WHAT YOU ARE ASKED TO DO:
Could you print every record below exactly as it appears?

— Start TASK MATERIAL —

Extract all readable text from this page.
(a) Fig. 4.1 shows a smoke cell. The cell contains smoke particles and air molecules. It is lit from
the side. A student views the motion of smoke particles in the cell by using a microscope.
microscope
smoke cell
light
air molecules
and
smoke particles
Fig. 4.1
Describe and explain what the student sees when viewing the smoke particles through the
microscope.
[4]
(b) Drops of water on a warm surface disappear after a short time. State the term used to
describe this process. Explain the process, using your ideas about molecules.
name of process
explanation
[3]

— End TASK MATERIAL —

RESPONSE TO THE EXERCISE:
Extract all readable text from this page.
(a) Fig. 4.1 shows a smoke cell. The cell contains smoke particles and air molecules. It is lit from
the side. A student views the motion of smoke particles in the cell by using a microscope.
microscope
smoke cell
light
air molecules
and
smoke particles
Fig. 4.1
Describe and explain what the student sees when viewing the smoke particles through the
microscope.
[4]
(b) Drops of water on a warm surface disappear after a short time. State the term used to
describe this process. Explain the process, using your ideas about molecules.
name of process
explanation
[3]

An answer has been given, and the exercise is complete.